#### Given records
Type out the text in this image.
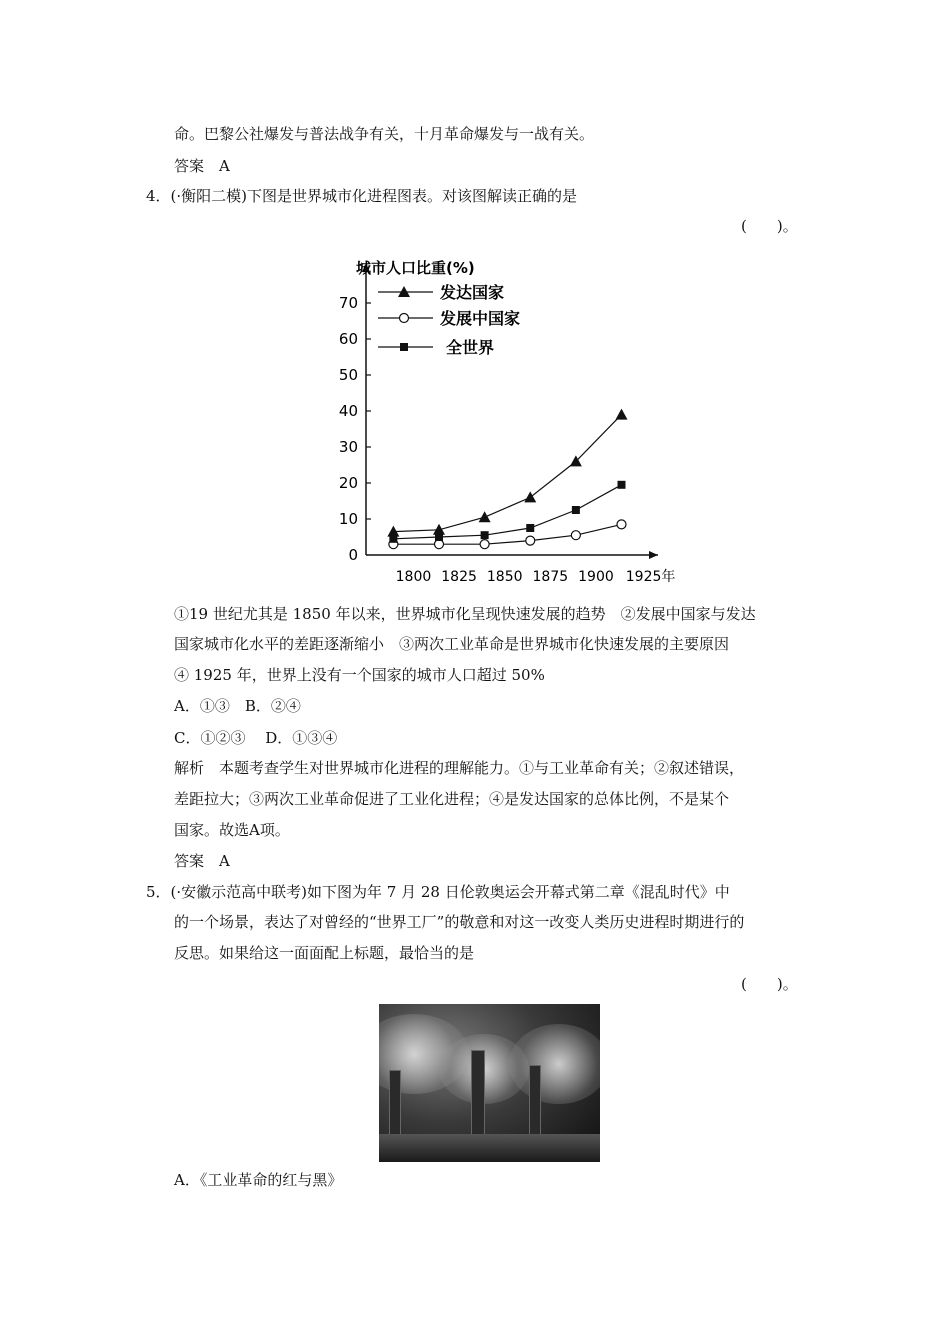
命。巴黎公社爆发与普法战争有关，十月革命爆发与一战有关。
答案　A
4．(·衡阳二模)下图是世界城市化进程图表。对该图解读正确的是
(　　)。
城市人口比重(%)
0
10
20
30
40
50
60
70
1800 1825 1850 1875 1900 1925年
发达国家
发展中国家
全世界
①19 世纪尤其是 1850 年以来，世界城市化呈现快速发展的趋势　②发展中国家与发达
国家城市化水平的差距逐渐缩小　③两次工业革命是世界城市化快速发展的主要原因
④ 1925 年，世界上没有一个国家的城市人口超过 50%
A．①③　B．②④
C．①②③　 D．①③④
解析　本题考查学生对世界城市化进程的理解能力。①与工业革命有关；②叙述错误，
差距拉大；③两次工业革命促进了工业化进程；④是发达国家的总体比例，不是某个
国家。故选A项。
答案　A
5．(·安徽示范高中联考)如下图为年 7 月 28 日伦敦奥运会开幕式第二章《混乱时代》中
的一个场景，表达了对曾经的“世界工厂”的敬意和对这一改变人类历史进程时期进行的
反思。如果给这一面面配上标题，最恰当的是
(　　)。
A．《工业革命的红与黑》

#### Exercise
Without the pictures, reproduce every line of the records above exactly.

#### Expected output
Type out the text in this image.
命。巴黎公社爆发与普法战争有关，十月革命爆发与一战有关。
答案　A
4．(·衡阳二模)下图是世界城市化进程图表。对该图解读正确的是
(　　)。
城市人口比重(%)
0
10
20
30
40
50
60
70
1800 1825 1850 1875 1900 1925年
发达国家
发展中国家
全世界
①19 世纪尤其是 1850 年以来，世界城市化呈现快速发展的趋势　②发展中国家与发达
国家城市化水平的差距逐渐缩小　③两次工业革命是世界城市化快速发展的主要原因
④ 1925 年，世界上没有一个国家的城市人口超过 50%
A．①③　B．②④
C．①②③　 D．①③④
解析　本题考查学生对世界城市化进程的理解能力。①与工业革命有关；②叙述错误，
差距拉大；③两次工业革命促进了工业化进程；④是发达国家的总体比例，不是某个
国家。故选A项。
答案　A
5．(·安徽示范高中联考)如下图为年 7 月 28 日伦敦奥运会开幕式第二章《混乱时代》中
的一个场景，表达了对曾经的“世界工厂”的敬意和对这一改变人类历史进程时期进行的
反思。如果给这一面面配上标题，最恰当的是
(　　)。
A．《工业革命的红与黑》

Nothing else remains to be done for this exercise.